* _Task objective_
Can you transcribe the data exactly? Leave the pictures out.

━━━ Given data ━━━

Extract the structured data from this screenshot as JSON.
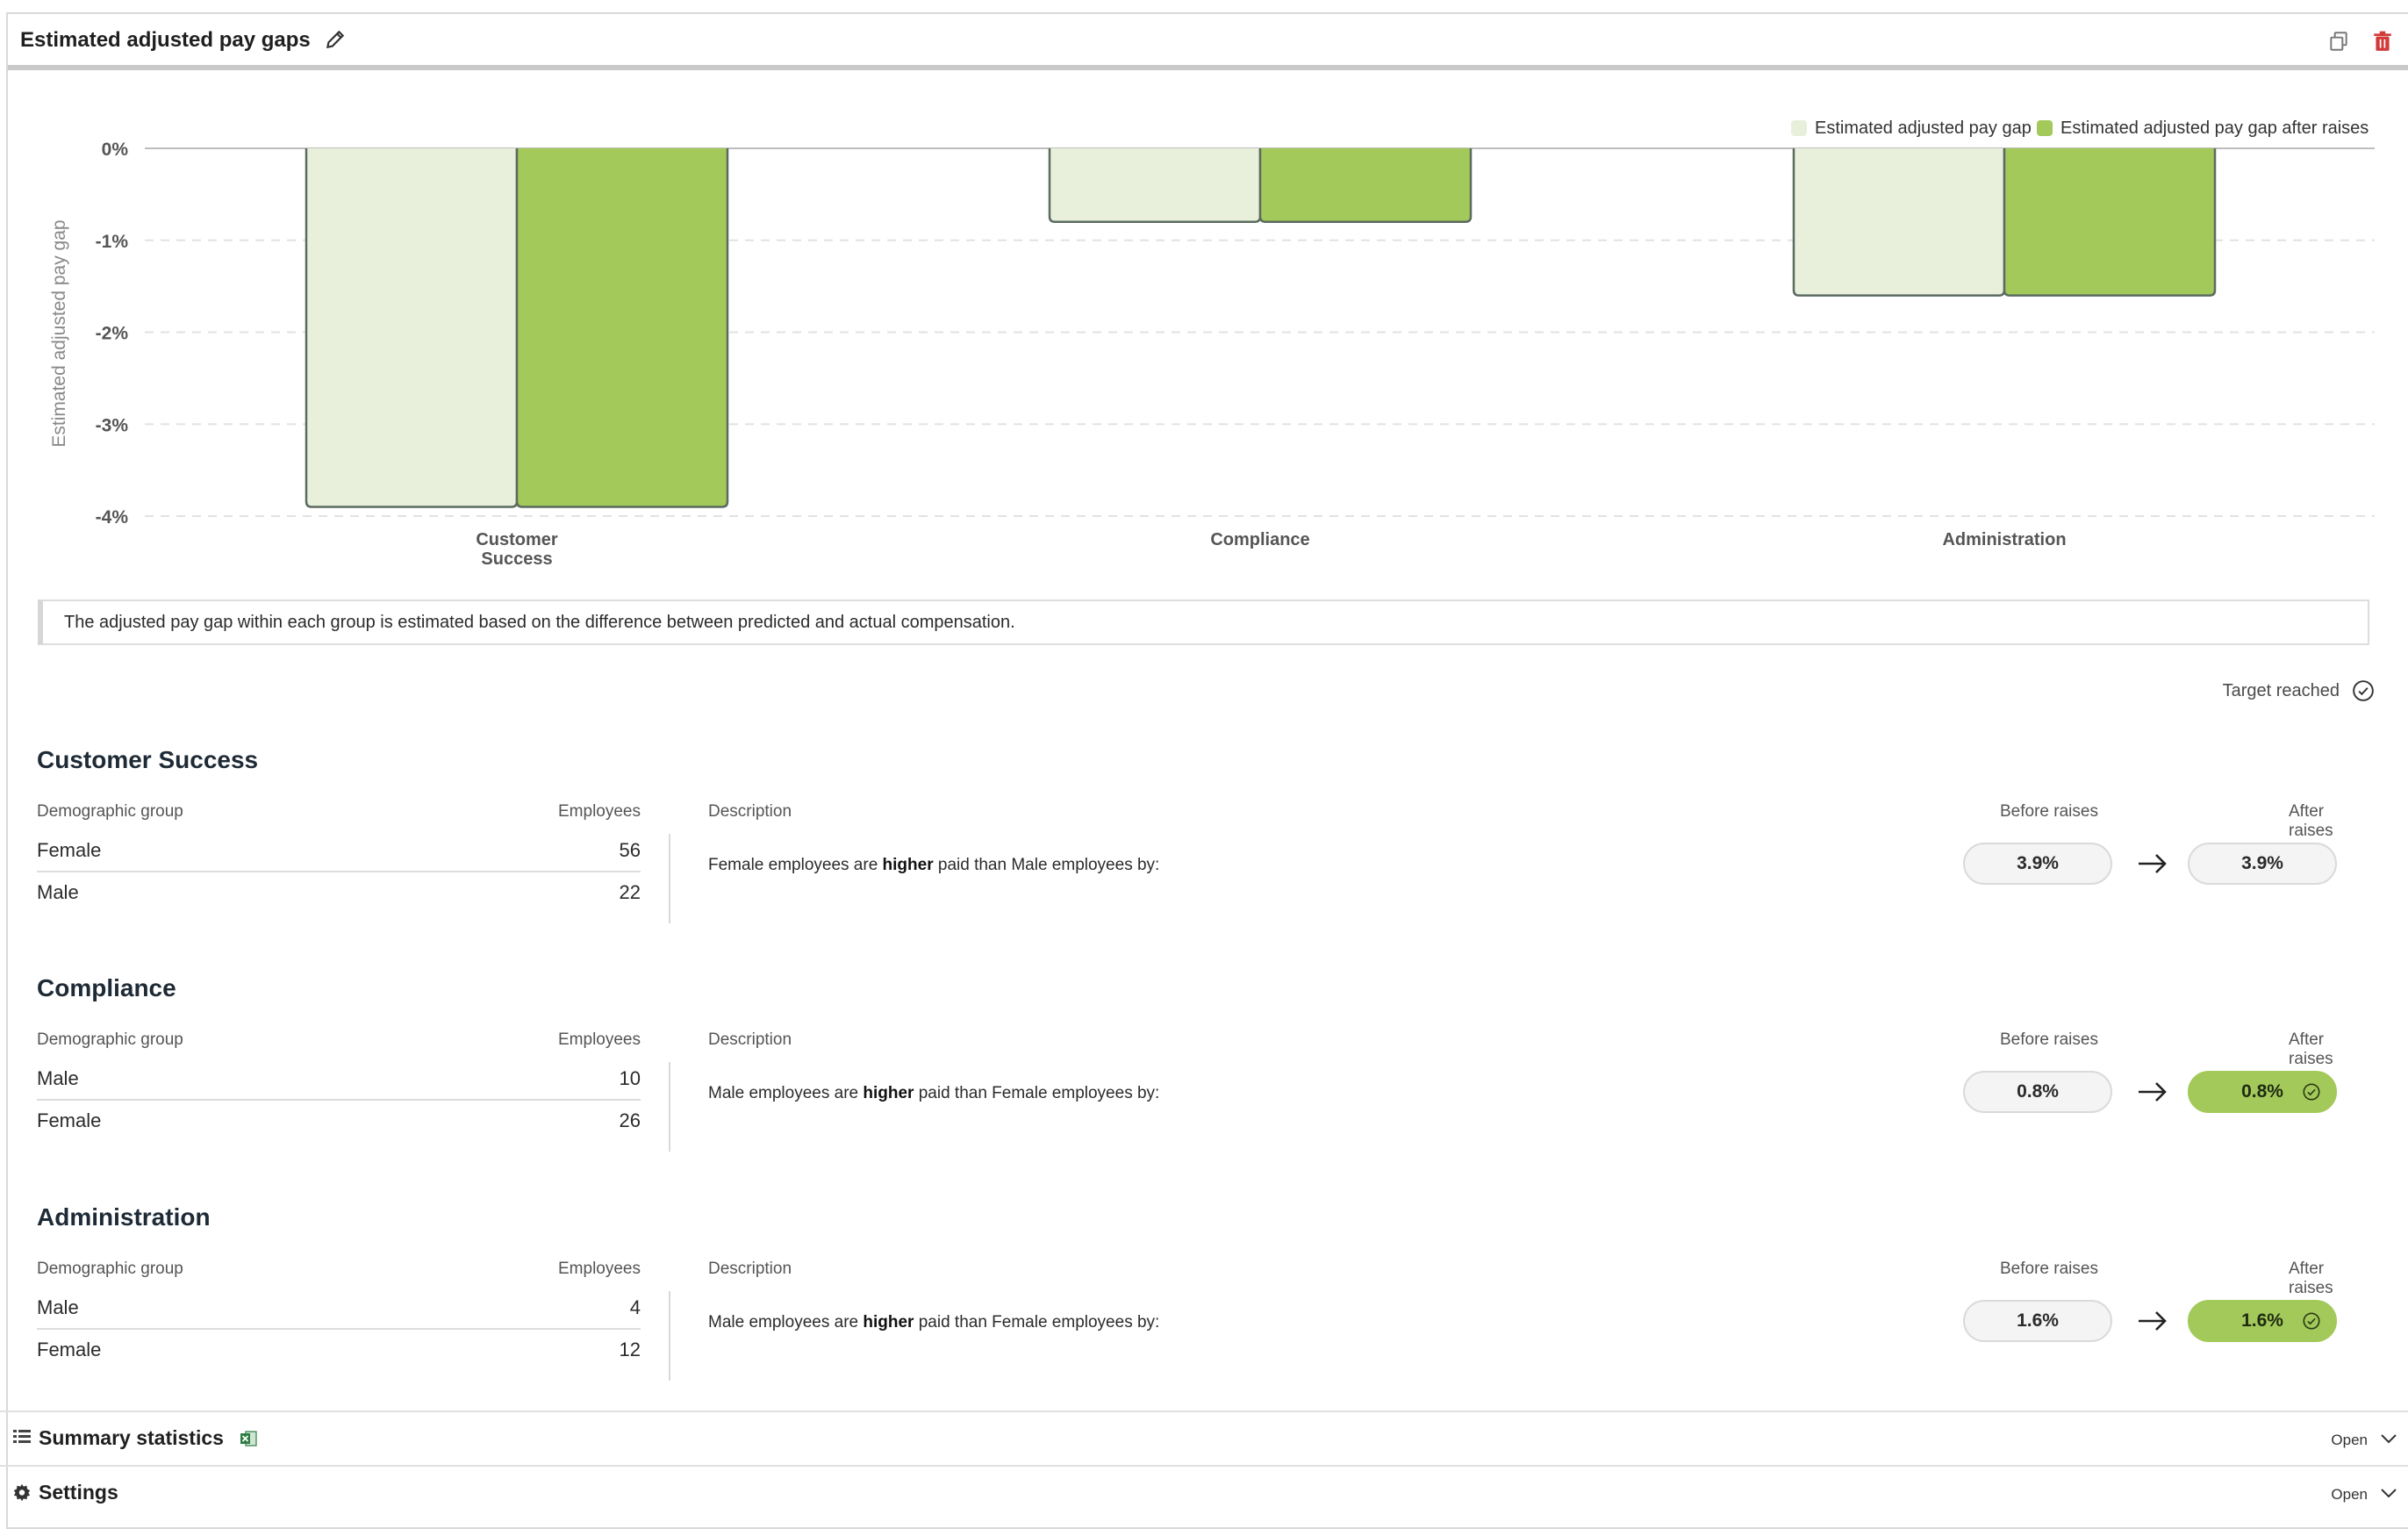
{
  "header": {
    "title": "Estimated adjusted pay gaps"
  },
  "chart_data": {
    "type": "bar",
    "ylabel": "Estimated adjusted pay gap",
    "xlabel": "",
    "ylim": [
      -4,
      0
    ],
    "yticks": [
      "0%",
      "-1%",
      "-2%",
      "-3%",
      "-4%"
    ],
    "grid": true,
    "legend_position": "top-right",
    "categories": [
      [
        "Customer",
        "Success"
      ],
      [
        "Compliance"
      ],
      [
        "Administration"
      ]
    ],
    "series": [
      {
        "name": "Estimated adjusted pay gap",
        "color": "#e8f0dc",
        "values": [
          -3.9,
          -0.8,
          -1.6
        ]
      },
      {
        "name": "Estimated adjusted pay gap after raises",
        "color": "#a3c95a",
        "values": [
          -3.9,
          -0.8,
          -1.6
        ]
      }
    ]
  },
  "note": "The adjusted pay gap within each group is estimated based on the difference between predicted and actual compensation.",
  "target_label": "Target reached",
  "columns": {
    "demographic": "Demographic group",
    "employees": "Employees",
    "description": "Description",
    "before": "Before raises",
    "after": "After raises"
  },
  "groups": [
    {
      "title": "Customer Success",
      "rows": [
        {
          "name": "Female",
          "count": "56"
        },
        {
          "name": "Male",
          "count": "22"
        }
      ],
      "desc_pre": "Female employees are",
      "desc_bold": "higher",
      "desc_post": "paid than Male employees by:",
      "before": "3.9%",
      "after": "3.9%",
      "after_reached": false
    },
    {
      "title": "Compliance",
      "rows": [
        {
          "name": "Male",
          "count": "10"
        },
        {
          "name": "Female",
          "count": "26"
        }
      ],
      "desc_pre": "Male employees are",
      "desc_bold": "higher",
      "desc_post": "paid than Female employees by:",
      "before": "0.8%",
      "after": "0.8%",
      "after_reached": true
    },
    {
      "title": "Administration",
      "rows": [
        {
          "name": "Male",
          "count": "4"
        },
        {
          "name": "Female",
          "count": "12"
        }
      ],
      "desc_pre": "Male employees are",
      "desc_bold": "higher",
      "desc_post": "paid than Female employees by:",
      "before": "1.6%",
      "after": "1.6%",
      "after_reached": true
    }
  ],
  "accordions": [
    {
      "label": "Summary statistics",
      "action": "Open"
    },
    {
      "label": "Settings",
      "action": "Open"
    }
  ]
}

━━━

* _Task response_
Extract the structured data from this screenshot as JSON.
{
  "header": {
    "title": "Estimated adjusted pay gaps"
  },
  "chart_data": {
    "type": "bar",
    "ylabel": "Estimated adjusted pay gap",
    "xlabel": "",
    "ylim": [
      -4,
      0
    ],
    "yticks": [
      "0%",
      "-1%",
      "-2%",
      "-3%",
      "-4%"
    ],
    "grid": true,
    "legend_position": "top-right",
    "categories": [
      [
        "Customer",
        "Success"
      ],
      [
        "Compliance"
      ],
      [
        "Administration"
      ]
    ],
    "series": [
      {
        "name": "Estimated adjusted pay gap",
        "color": "#e8f0dc",
        "values": [
          -3.9,
          -0.8,
          -1.6
        ]
      },
      {
        "name": "Estimated adjusted pay gap after raises",
        "color": "#a3c95a",
        "values": [
          -3.9,
          -0.8,
          -1.6
        ]
      }
    ]
  },
  "note": "The adjusted pay gap within each group is estimated based on the difference between predicted and actual compensation.",
  "target_label": "Target reached",
  "columns": {
    "demographic": "Demographic group",
    "employees": "Employees",
    "description": "Description",
    "before": "Before raises",
    "after": "After raises"
  },
  "groups": [
    {
      "title": "Customer Success",
      "rows": [
        {
          "name": "Female",
          "count": "56"
        },
        {
          "name": "Male",
          "count": "22"
        }
      ],
      "desc_pre": "Female employees are",
      "desc_bold": "higher",
      "desc_post": "paid than Male employees by:",
      "before": "3.9%",
      "after": "3.9%",
      "after_reached": false
    },
    {
      "title": "Compliance",
      "rows": [
        {
          "name": "Male",
          "count": "10"
        },
        {
          "name": "Female",
          "count": "26"
        }
      ],
      "desc_pre": "Male employees are",
      "desc_bold": "higher",
      "desc_post": "paid than Female employees by:",
      "before": "0.8%",
      "after": "0.8%",
      "after_reached": true
    },
    {
      "title": "Administration",
      "rows": [
        {
          "name": "Male",
          "count": "4"
        },
        {
          "name": "Female",
          "count": "12"
        }
      ],
      "desc_pre": "Male employees are",
      "desc_bold": "higher",
      "desc_post": "paid than Female employees by:",
      "before": "1.6%",
      "after": "1.6%",
      "after_reached": true
    }
  ],
  "accordions": [
    {
      "label": "Summary statistics",
      "action": "Open"
    },
    {
      "label": "Settings",
      "action": "Open"
    }
  ]
}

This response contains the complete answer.